Problem:
Scan the following material for the string "RESET" and copy each line in which it appears.

Supplied entries:

## begin

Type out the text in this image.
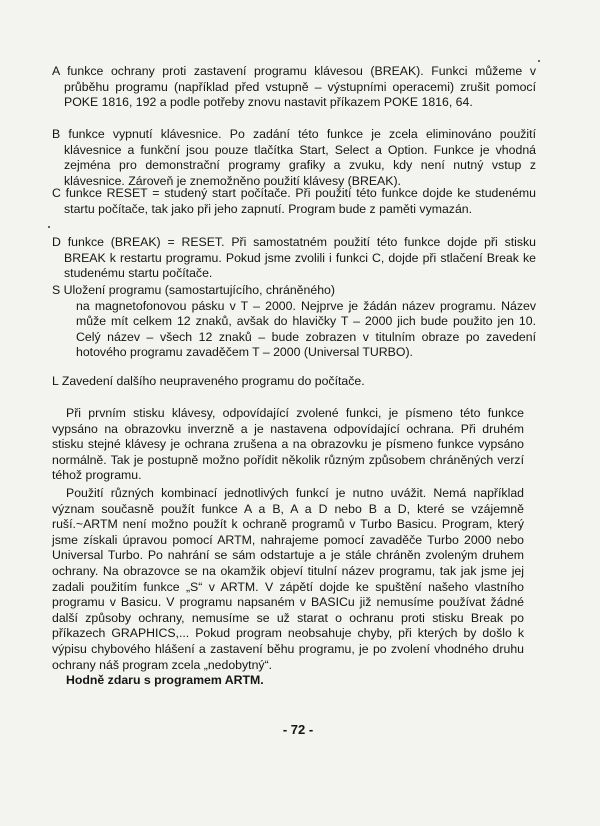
A funkce ochrany proti zastavení programu klávesou (BREAK). Funkci můžeme v průběhu programu (například před vstupně – výstupními operacemi) zrušit pomocí POKE 1816, 192 a podle potřeby znovu nastavit příkazem POKE 1816, 64.
B funkce vypnutí klávesnice. Po zadání této funkce je zcela eliminováno použití klávesnice a funkční jsou pouze tlačítka Start, Select a Option. Funkce je vhodná zejména pro demonstrační programy grafiky a zvuku, kdy není nutný vstup z klávesnice. Zároveň je znemožněno použití klávesy (BREAK).
C funkce RESET = studený start počítače. Při použití této funkce dojde ke studenému startu počítače, tak jako při jeho zapnutí. Program bude z paměti vymazán.
D funkce (BREAK) = RESET. Při samostatném použití této funkce dojde při stisku BREAK k restartu programu. Pokud jsme zvolili i funkci C, dojde při stlačení Break ke studenému startu počítače.
S Uložení programu (samostartujícího, chráněného)
na magnetofonovou pásku v T – 2000. Nejprve je žádán název programu. Název může mít celkem 12 znaků, avšak do hlavičky T – 2000 jich bude použito jen 10. Celý název – všech 12 znaků – bude zobrazen v titulním obraze po zavedení hotového programu zavaděčem T – 2000 (Universal TURBO).
L Zavedení dalšího neupraveného programu do počítače.
Při prvním stisku klávesy, odpovídající zvolené funkci, je písmeno této funkce vypsáno na obrazovku inverzně a je nastavena odpovídající ochrana. Při druhém stisku stejné klávesy je ochrana zrušena a na obrazovku je písmeno funkce vypsáno normálně. Tak je postupně možno pořídit několik různým způsobem chráněných verzí téhož programu.
Použití různých kombinací jednotlivých funkcí je nutno uvážit. Nemá například význam současně použít funkce A a B, A a D nebo B a D, které se vzájemně ruší.~ARTM není možno použít k ochraně programů v Turbo Basicu. Program, který jsme získali úpravou pomocí ARTM, nahrajeme pomocí zavaděče Turbo 2000 nebo Universal Turbo. Po nahrání se sám odstartuje a je stále chráněn zvoleným druhem ochrany. Na obrazovce se na okamžik objeví titulní název programu, tak jak jsme jej zadali použitím funkce „S“ v ARTM. V zápětí dojde ke spuštění našeho vlastního programu v Basicu. V programu napsaném v BASICu již nemusíme používat žádné další způsoby ochrany, nemusíme se už starat o ochranu proti stisku Break po příkazech GRAPHICS,... Pokud program neobsahuje chyby, při kterých by došlo k výpisu chybového hlášení a zastavení běhu programu, je po zvolení vhodného druhu ochrany náš program zcela „nedobytný“.
Hodně zdaru s programem ARTM.
- 72 -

## end

Solution for this problem:
C funkce RESET = studený start počítače. Při použití této funkce dojde ke studenému startu počítače, tak jako při jeho zapnutí. Program bude z paměti vymazán.
D funkce (BREAK) = RESET. Při samostatném použití této funkce dojde při stisku BREAK k restartu programu. Pokud jsme zvolili i funkci C, dojde při stlačení Break ke studenému startu počítače.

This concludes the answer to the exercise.